## Data for the task
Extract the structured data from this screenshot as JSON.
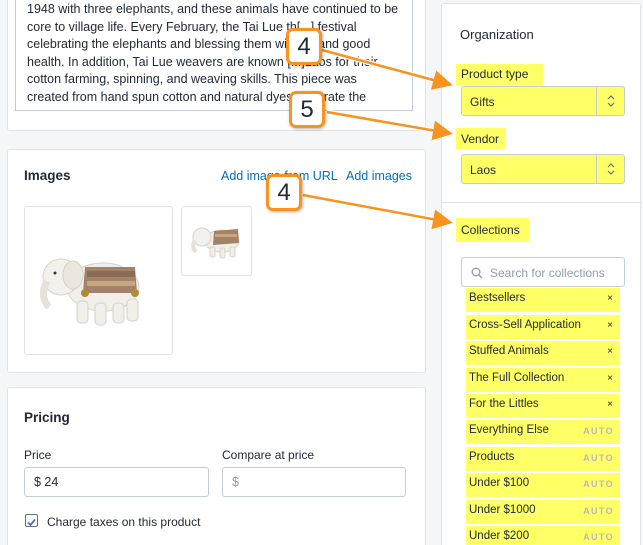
{
  "description": {
    "lines": [
      "1948 with three elephants, and these animals have continued to be",
      "core to village life. Every February, the Tai Lue th[...] festival",
      "celebrating the elephants and blessing them wi[...]fe and good",
      "health. In addition, Tai Lue weavers are known [...]Laos for their",
      "cotton farming, spinning, and weaving skills. This piece was",
      "created from hand spun cotton and natural dyes[...]ebrate the"
    ]
  },
  "images": {
    "title": "Images",
    "add_url_label": "Add image from URL",
    "add_images_label": "Add images",
    "items": [
      "elephant-main",
      "elephant-thumb"
    ]
  },
  "pricing": {
    "title": "Pricing",
    "price_label": "Price",
    "price_value": "$ 24",
    "compare_label": "Compare at price",
    "compare_placeholder": "$",
    "charge_taxes_label": "Charge taxes on this product",
    "charge_taxes_checked": true
  },
  "organization": {
    "title": "Organization",
    "product_type_label": "Product type",
    "product_type_value": "Gifts",
    "vendor_label": "Vendor",
    "vendor_value": "Laos",
    "collections_label": "Collections",
    "search_placeholder": "Search for collections",
    "collections": [
      {
        "name": "Bestsellers",
        "action": "×"
      },
      {
        "name": "Cross-Sell Application",
        "action": "×"
      },
      {
        "name": "Stuffed Animals",
        "action": "×"
      },
      {
        "name": "The Full Collection",
        "action": "×"
      },
      {
        "name": "For the Littles",
        "action": "×"
      },
      {
        "name": "Everything Else",
        "action": "AUTO"
      },
      {
        "name": "Products",
        "action": "AUTO"
      },
      {
        "name": "Under $100",
        "action": "AUTO"
      },
      {
        "name": "Under $1000",
        "action": "AUTO"
      },
      {
        "name": "Under $200",
        "action": "AUTO"
      }
    ]
  },
  "annotations": {
    "badge_product_type": "4",
    "badge_vendor": "5",
    "badge_collections": "4",
    "badge_color": "#f7931e",
    "highlight_color": "#ffff66"
  }
}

## Exercise objective
Tally the lines of the records holding the word "title", then give only the resulting number.

## Finished answer
3